- The problem -
Only the pictures are omitted; repeat all other data exactly.
>> BEGIN
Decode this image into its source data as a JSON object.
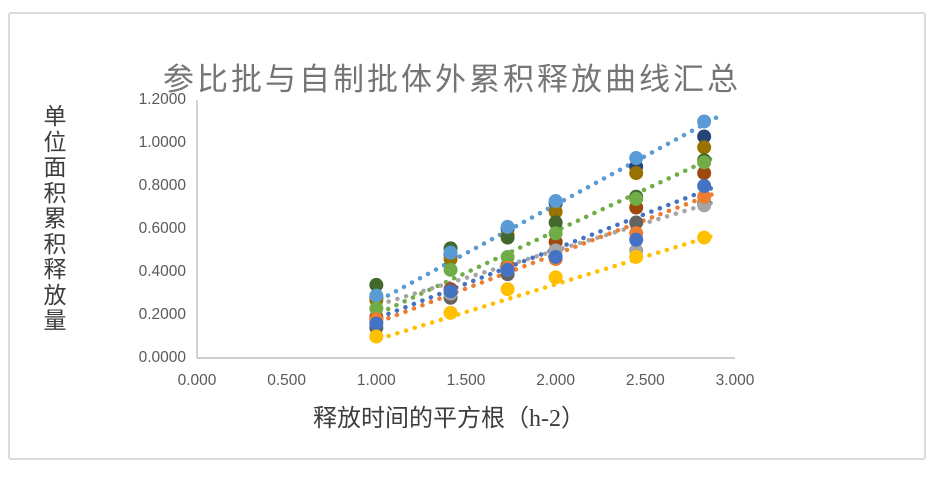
{
  "chart_data": {
    "type": "scatter",
    "title": "参比批与自制批体外累积释放曲线汇总",
    "xlabel": "释放时间的平方根（h-2）",
    "ylabel": "单位面积累积释放量",
    "xlim": [
      0,
      3.0
    ],
    "ylim": [
      0,
      1.2
    ],
    "grid": false,
    "legend_position": "none",
    "x_ticks": [
      "0.000",
      "0.500",
      "1.000",
      "1.500",
      "2.000",
      "2.500",
      "3.000"
    ],
    "y_ticks": [
      "0.0000",
      "0.2000",
      "0.4000",
      "0.6000",
      "0.8000",
      "1.0000",
      "1.2000"
    ],
    "x": [
      1.0,
      1.414,
      1.732,
      2.0,
      2.449,
      2.828
    ],
    "series": [
      {
        "name": "dark-navy",
        "color": "#264478",
        "values": [
          0.28,
          0.48,
          0.6,
          0.72,
          0.89,
          1.03
        ],
        "trendline": null
      },
      {
        "name": "dark-yellow",
        "color": "#997300",
        "values": [
          0.27,
          0.46,
          0.57,
          0.68,
          0.86,
          0.98
        ],
        "trendline": null
      },
      {
        "name": "dark-green",
        "color": "#43682B",
        "values": [
          0.34,
          0.51,
          0.56,
          0.63,
          0.75,
          0.92
        ],
        "trendline": null
      },
      {
        "name": "dark-red",
        "color": "#9E480E",
        "values": [
          0.19,
          0.32,
          0.43,
          0.54,
          0.7,
          0.86
        ],
        "trendline": null
      },
      {
        "name": "dark-gray",
        "color": "#636363",
        "values": [
          0.14,
          0.28,
          0.39,
          0.5,
          0.63,
          0.72
        ],
        "trendline": null
      },
      {
        "name": "light-blue",
        "color": "#5B9BD5",
        "values": [
          0.29,
          0.49,
          0.61,
          0.73,
          0.93,
          1.1
        ],
        "trendline": {
          "x": [
            1.02,
            2.9
          ],
          "y": [
            0.27,
            1.12
          ]
        }
      },
      {
        "name": "green",
        "color": "#70AD47",
        "values": [
          0.23,
          0.41,
          0.47,
          0.58,
          0.74,
          0.91
        ],
        "trendline": {
          "x": [
            1.02,
            2.9
          ],
          "y": [
            0.21,
            0.94
          ]
        }
      },
      {
        "name": "gray",
        "color": "#A5A5A5",
        "values": [
          0.17,
          0.3,
          0.41,
          0.5,
          0.5,
          0.71
        ],
        "trendline": {
          "x": [
            1.02,
            2.9
          ],
          "y": [
            0.25,
            0.73
          ]
        }
      },
      {
        "name": "orange",
        "color": "#ED7D31",
        "values": [
          0.18,
          0.31,
          0.42,
          0.46,
          0.58,
          0.75
        ],
        "trendline": {
          "x": [
            1.02,
            2.9
          ],
          "y": [
            0.17,
            0.77
          ]
        }
      },
      {
        "name": "medium-blue",
        "color": "#4472C4",
        "values": [
          0.16,
          0.31,
          0.41,
          0.47,
          0.55,
          0.8
        ],
        "trendline": {
          "x": [
            1.02,
            2.9
          ],
          "y": [
            0.19,
            0.8
          ]
        }
      },
      {
        "name": "yellow",
        "color": "#FFC000",
        "values": [
          0.1,
          0.21,
          0.32,
          0.375,
          0.47,
          0.56
        ],
        "trendline": {
          "x": [
            1.02,
            2.9
          ],
          "y": [
            0.09,
            0.575
          ]
        }
      }
    ]
  },
  "style": {
    "axis_line_color": "#BFBFBF",
    "frame_border_color": "#DBDBDB",
    "title_color": "#757575",
    "tick_color": "#595959",
    "axis_title_color": "#3D3D3D",
    "background": "#FFFFFF"
  }
}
>> END
- Answer to this problem -
Decode this image into its source data as a JSON object.
{
  "chart_data": {
    "type": "scatter",
    "title": "参比批与自制批体外累积释放曲线汇总",
    "xlabel": "释放时间的平方根（h-2）",
    "ylabel": "单位面积累积释放量",
    "xlim": [
      0,
      3.0
    ],
    "ylim": [
      0,
      1.2
    ],
    "grid": false,
    "legend_position": "none",
    "x_ticks": [
      "0.000",
      "0.500",
      "1.000",
      "1.500",
      "2.000",
      "2.500",
      "3.000"
    ],
    "y_ticks": [
      "0.0000",
      "0.2000",
      "0.4000",
      "0.6000",
      "0.8000",
      "1.0000",
      "1.2000"
    ],
    "x": [
      1.0,
      1.414,
      1.732,
      2.0,
      2.449,
      2.828
    ],
    "series": [
      {
        "name": "dark-navy",
        "color": "#264478",
        "values": [
          0.28,
          0.48,
          0.6,
          0.72,
          0.89,
          1.03
        ],
        "trendline": null
      },
      {
        "name": "dark-yellow",
        "color": "#997300",
        "values": [
          0.27,
          0.46,
          0.57,
          0.68,
          0.86,
          0.98
        ],
        "trendline": null
      },
      {
        "name": "dark-green",
        "color": "#43682B",
        "values": [
          0.34,
          0.51,
          0.56,
          0.63,
          0.75,
          0.92
        ],
        "trendline": null
      },
      {
        "name": "dark-red",
        "color": "#9E480E",
        "values": [
          0.19,
          0.32,
          0.43,
          0.54,
          0.7,
          0.86
        ],
        "trendline": null
      },
      {
        "name": "dark-gray",
        "color": "#636363",
        "values": [
          0.14,
          0.28,
          0.39,
          0.5,
          0.63,
          0.72
        ],
        "trendline": null
      },
      {
        "name": "light-blue",
        "color": "#5B9BD5",
        "values": [
          0.29,
          0.49,
          0.61,
          0.73,
          0.93,
          1.1
        ],
        "trendline": {
          "x": [
            1.02,
            2.9
          ],
          "y": [
            0.27,
            1.12
          ]
        }
      },
      {
        "name": "green",
        "color": "#70AD47",
        "values": [
          0.23,
          0.41,
          0.47,
          0.58,
          0.74,
          0.91
        ],
        "trendline": {
          "x": [
            1.02,
            2.9
          ],
          "y": [
            0.21,
            0.94
          ]
        }
      },
      {
        "name": "gray",
        "color": "#A5A5A5",
        "values": [
          0.17,
          0.3,
          0.41,
          0.5,
          0.5,
          0.71
        ],
        "trendline": {
          "x": [
            1.02,
            2.9
          ],
          "y": [
            0.25,
            0.73
          ]
        }
      },
      {
        "name": "orange",
        "color": "#ED7D31",
        "values": [
          0.18,
          0.31,
          0.42,
          0.46,
          0.58,
          0.75
        ],
        "trendline": {
          "x": [
            1.02,
            2.9
          ],
          "y": [
            0.17,
            0.77
          ]
        }
      },
      {
        "name": "medium-blue",
        "color": "#4472C4",
        "values": [
          0.16,
          0.31,
          0.41,
          0.47,
          0.55,
          0.8
        ],
        "trendline": {
          "x": [
            1.02,
            2.9
          ],
          "y": [
            0.19,
            0.8
          ]
        }
      },
      {
        "name": "yellow",
        "color": "#FFC000",
        "values": [
          0.1,
          0.21,
          0.32,
          0.375,
          0.47,
          0.56
        ],
        "trendline": {
          "x": [
            1.02,
            2.9
          ],
          "y": [
            0.09,
            0.575
          ]
        }
      }
    ]
  },
  "style": {
    "axis_line_color": "#BFBFBF",
    "frame_border_color": "#DBDBDB",
    "title_color": "#757575",
    "tick_color": "#595959",
    "axis_title_color": "#3D3D3D",
    "background": "#FFFFFF"
  }
}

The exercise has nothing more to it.